Work to be completed: In the data below, find every line with the string "index" and pull it out.

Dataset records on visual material

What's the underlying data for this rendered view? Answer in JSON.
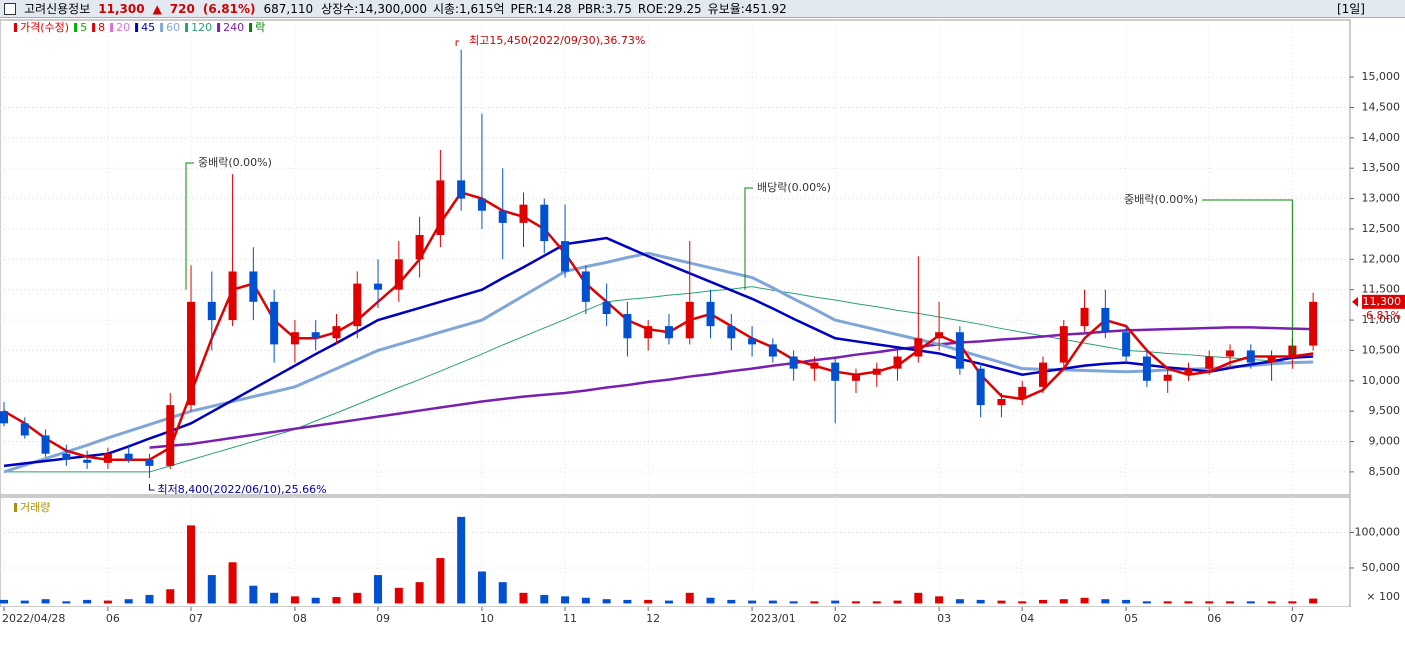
{
  "header": {
    "name": "고려신용정보",
    "price": "11,300",
    "arrow": "▲",
    "change": "720",
    "change_pct": "(6.81%)",
    "volume": "687,110",
    "stats": [
      "상장수:14,300,000",
      "시총:1,615억",
      "PER:14.28",
      "PBR:3.75",
      "ROE:29.25",
      "유보율:451.92"
    ],
    "period": "[1일]"
  },
  "chart_data": [
    {
      "type": "candlestick",
      "up_color": "#e00000",
      "down_color": "#0050d0",
      "legend": [
        {
          "label": "가격(수정)",
          "color": "#e00000"
        },
        {
          "label": "5",
          "color": "#00b000"
        },
        {
          "label": "8",
          "color": "#e00000"
        },
        {
          "label": "20",
          "color": "#e070d0"
        },
        {
          "label": "45",
          "color": "#0000c0"
        },
        {
          "label": "60",
          "color": "#7fa6d8"
        },
        {
          "label": "120",
          "color": "#2aa07a"
        },
        {
          "label": "240",
          "color": "#7a20b0"
        },
        {
          "label": "락",
          "color": "#008000"
        }
      ],
      "categories": [
        "2022/04/28",
        null,
        null,
        null,
        null,
        "06",
        null,
        null,
        null,
        "07",
        null,
        null,
        null,
        null,
        "08",
        null,
        null,
        null,
        "09",
        null,
        null,
        null,
        null,
        "10",
        null,
        null,
        null,
        "11",
        null,
        null,
        null,
        "12",
        null,
        null,
        null,
        null,
        "2023/01",
        null,
        null,
        null,
        "02",
        null,
        null,
        null,
        null,
        "03",
        null,
        null,
        null,
        "04",
        null,
        null,
        null,
        null,
        "05",
        null,
        null,
        null,
        "06",
        null,
        null,
        null,
        "07",
        null
      ],
      "open": [
        9500,
        9300,
        9100,
        8800,
        8700,
        8650,
        8800,
        8700,
        8600,
        9600,
        11300,
        11000,
        11800,
        11300,
        10600,
        10800,
        10700,
        10900,
        11600,
        11500,
        12000,
        12400,
        13300,
        13000,
        12800,
        12600,
        12900,
        12300,
        11800,
        11300,
        11100,
        10700,
        10900,
        10700,
        11300,
        10900,
        10700,
        10600,
        10400,
        10200,
        10300,
        10000,
        10100,
        10200,
        10400,
        10700,
        10800,
        10200,
        9600,
        9700,
        9900,
        10300,
        10900,
        11200,
        10800,
        10400,
        10000,
        10100,
        10200,
        10400,
        10500,
        10300,
        10400,
        10580
      ],
      "high": [
        9650,
        9400,
        9200,
        8950,
        8850,
        8900,
        8950,
        8800,
        9800,
        11900,
        11800,
        13400,
        12200,
        11500,
        11000,
        11000,
        11100,
        11800,
        12000,
        12300,
        12700,
        13800,
        15450,
        14400,
        13500,
        13100,
        13000,
        12900,
        11900,
        11600,
        11300,
        11000,
        11100,
        12300,
        11500,
        11100,
        10900,
        10700,
        10500,
        10400,
        10400,
        10200,
        10300,
        10500,
        12050,
        11300,
        10900,
        10300,
        9800,
        10000,
        10400,
        11000,
        11500,
        11500,
        10900,
        10500,
        10200,
        10300,
        10500,
        10600,
        10600,
        10500,
        10700,
        11450
      ],
      "low": [
        9250,
        9050,
        8750,
        8600,
        8550,
        8550,
        8650,
        8400,
        8550,
        9500,
        10500,
        10900,
        11000,
        10300,
        10300,
        10500,
        10600,
        10700,
        11200,
        11300,
        11700,
        12200,
        12800,
        12500,
        12000,
        12200,
        12100,
        11700,
        11100,
        10900,
        10400,
        10500,
        10600,
        10600,
        10700,
        10500,
        10400,
        10300,
        10000,
        10000,
        9300,
        9800,
        9900,
        10000,
        10300,
        10500,
        10100,
        9400,
        9400,
        9600,
        9800,
        10200,
        10800,
        10700,
        10300,
        9900,
        9800,
        10000,
        10100,
        10200,
        10200,
        10000,
        10200,
        10500
      ],
      "close": [
        9300,
        9100,
        8800,
        8700,
        8650,
        8800,
        8700,
        8600,
        9600,
        11300,
        11000,
        11800,
        11300,
        10600,
        10800,
        10700,
        10900,
        11600,
        11500,
        12000,
        12400,
        13300,
        13000,
        12800,
        12600,
        12900,
        12300,
        11800,
        11300,
        11100,
        10700,
        10900,
        10700,
        11300,
        10900,
        10700,
        10600,
        10400,
        10200,
        10300,
        10000,
        10100,
        10200,
        10400,
        10700,
        10800,
        10200,
        9600,
        9700,
        9900,
        10300,
        10900,
        11200,
        10800,
        10400,
        10000,
        10100,
        10200,
        10400,
        10500,
        10300,
        10400,
        10580,
        11300
      ],
      "series": [
        {
          "color": "#2aa07a",
          "width": 1,
          "values": [
            8500,
            8500,
            8500,
            8500,
            8500,
            8500,
            8500,
            8500,
            8600,
            8700,
            8800,
            8900,
            9000,
            9100,
            9200,
            9340,
            9470,
            9610,
            9750,
            9890,
            10020,
            10160,
            10300,
            10440,
            10590,
            10730,
            10870,
            11010,
            11160,
            11300,
            11340,
            11370,
            11410,
            11440,
            11480,
            11510,
            11550,
            11490,
            11440,
            11380,
            11330,
            11270,
            11220,
            11160,
            11110,
            11050,
            10990,
            10930,
            10860,
            10800,
            10740,
            10680,
            10620,
            10560,
            10500,
            10480,
            10450,
            10430,
            10400,
            10380,
            10350,
            10330,
            10300,
            10300
          ]
        },
        {
          "color": "#7a20b0",
          "width": 2.5,
          "values": [
            null,
            null,
            null,
            null,
            null,
            null,
            null,
            8900,
            8930,
            8960,
            9010,
            9060,
            9110,
            9160,
            9210,
            9260,
            9310,
            9360,
            9410,
            9460,
            9510,
            9560,
            9610,
            9660,
            9700,
            9740,
            9770,
            9800,
            9840,
            9890,
            9930,
            9980,
            10020,
            10070,
            10110,
            10160,
            10200,
            10250,
            10290,
            10340,
            10380,
            10430,
            10470,
            10520,
            10560,
            10600,
            10630,
            10650,
            10680,
            10700,
            10730,
            10760,
            10780,
            10810,
            10830,
            10840,
            10850,
            10860,
            10870,
            10880,
            10880,
            10870,
            10860,
            10850
          ]
        },
        {
          "color": "#7fa6d8",
          "width": 3,
          "values": [
            8500,
            8610,
            8720,
            8830,
            8940,
            9060,
            9170,
            9280,
            9390,
            9500,
            9580,
            9660,
            9740,
            9820,
            9900,
            10050,
            10200,
            10350,
            10500,
            10600,
            10700,
            10800,
            10900,
            11000,
            11200,
            11400,
            11600,
            11800,
            11880,
            11950,
            12030,
            12100,
            12020,
            11940,
            11860,
            11780,
            11700,
            11530,
            11350,
            11180,
            11000,
            10920,
            10840,
            10760,
            10680,
            10600,
            10500,
            10400,
            10300,
            10200,
            10190,
            10180,
            10170,
            10160,
            10150,
            10160,
            10180,
            10190,
            10200,
            10230,
            10250,
            10280,
            10300,
            10310
          ]
        },
        {
          "color": "#0000c0",
          "width": 2.5,
          "values": [
            8600,
            8640,
            8680,
            8720,
            8760,
            8800,
            8920,
            9050,
            9170,
            9300,
            9490,
            9680,
            9870,
            10060,
            10250,
            10440,
            10620,
            10810,
            11000,
            11100,
            11200,
            11300,
            11400,
            11500,
            11690,
            11870,
            12060,
            12250,
            12300,
            12350,
            12200,
            12050,
            11910,
            11770,
            11630,
            11490,
            11350,
            11190,
            11020,
            10860,
            10700,
            10650,
            10600,
            10550,
            10500,
            10450,
            10360,
            10280,
            10190,
            10100,
            10150,
            10200,
            10250,
            10280,
            10300,
            10260,
            10220,
            10190,
            10150,
            10210,
            10270,
            10320,
            10380,
            10400
          ]
        },
        {
          "color": "#e00000",
          "width": 2.5,
          "values": [
            9500,
            9300,
            9050,
            8850,
            8750,
            8700,
            8700,
            8700,
            8900,
            9800,
            10700,
            11500,
            11600,
            11000,
            10700,
            10700,
            10800,
            11000,
            11300,
            11600,
            12000,
            12600,
            13100,
            13000,
            12800,
            12700,
            12500,
            12100,
            11600,
            11300,
            11000,
            10850,
            10800,
            11000,
            11100,
            10900,
            10700,
            10550,
            10350,
            10250,
            10150,
            10100,
            10150,
            10250,
            10500,
            10750,
            10600,
            10100,
            9750,
            9700,
            9850,
            10200,
            10700,
            11000,
            10900,
            10500,
            10200,
            10100,
            10150,
            10300,
            10400,
            10400,
            10400,
            10450
          ]
        }
      ],
      "annotations": [
        {
          "text": "최고15,450(2022/09/30),36.73%",
          "index": 22
        },
        {
          "text": "최저8,400(2022/06/10),25.66%",
          "index": 7
        },
        {
          "text": "중배락(0.00%)",
          "index": 9
        },
        {
          "text": "배당락(0.00%)",
          "index": 36
        },
        {
          "text": "중배락(0.00%)",
          "index": 62
        }
      ],
      "last": {
        "value": 11300,
        "label": "11,300"
      },
      "last_change": "6.81%",
      "ylim": [
        8120,
        15940
      ],
      "yticks": [
        {
          "value": 8500,
          "label": "8,500"
        },
        {
          "value": 9000,
          "label": "9,000"
        },
        {
          "value": 9500,
          "label": "9,500"
        },
        {
          "value": 10000,
          "label": "10,000"
        },
        {
          "value": 10500,
          "label": "10,500"
        },
        {
          "value": 11000,
          "label": "11,000"
        },
        {
          "value": 11500,
          "label": "11,500"
        },
        {
          "value": 12000,
          "label": "12,000"
        },
        {
          "value": 12500,
          "label": "12,500"
        },
        {
          "value": 13000,
          "label": "13,000"
        },
        {
          "value": 13500,
          "label": "13,500"
        },
        {
          "value": 14000,
          "label": "14,000"
        },
        {
          "value": 14500,
          "label": "14,500"
        },
        {
          "value": 15000,
          "label": "15,000"
        }
      ],
      "grid": true
    },
    {
      "type": "bar",
      "legend": "거래량",
      "unit": "× 100",
      "up_color": "#e00000",
      "down_color": "#0050d0",
      "values": [
        5000,
        4000,
        6000,
        3000,
        5000,
        4000,
        6000,
        12000,
        20000,
        110000,
        40000,
        58000,
        25000,
        15000,
        10000,
        8000,
        9000,
        15000,
        40000,
        22000,
        30000,
        64000,
        122000,
        45000,
        30000,
        15000,
        12000,
        10000,
        8000,
        6000,
        5000,
        5000,
        4000,
        15000,
        8000,
        5000,
        4000,
        4000,
        3000,
        3000,
        4000,
        3000,
        3000,
        4000,
        15000,
        10000,
        6000,
        5000,
        4000,
        3000,
        5000,
        6000,
        8000,
        6000,
        5000,
        3000,
        3000,
        3000,
        3000,
        3000,
        3000,
        3000,
        3000,
        6871
      ],
      "ylim": [
        -5000,
        150000
      ],
      "yticks": [
        {
          "value": 50000,
          "label": "50,000"
        },
        {
          "value": 100000,
          "label": "100,000"
        }
      ],
      "grid": true
    }
  ]
}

Task response:
          "index": 22
          "index": 7
          "index": 9
          "index": 36
          "index": 62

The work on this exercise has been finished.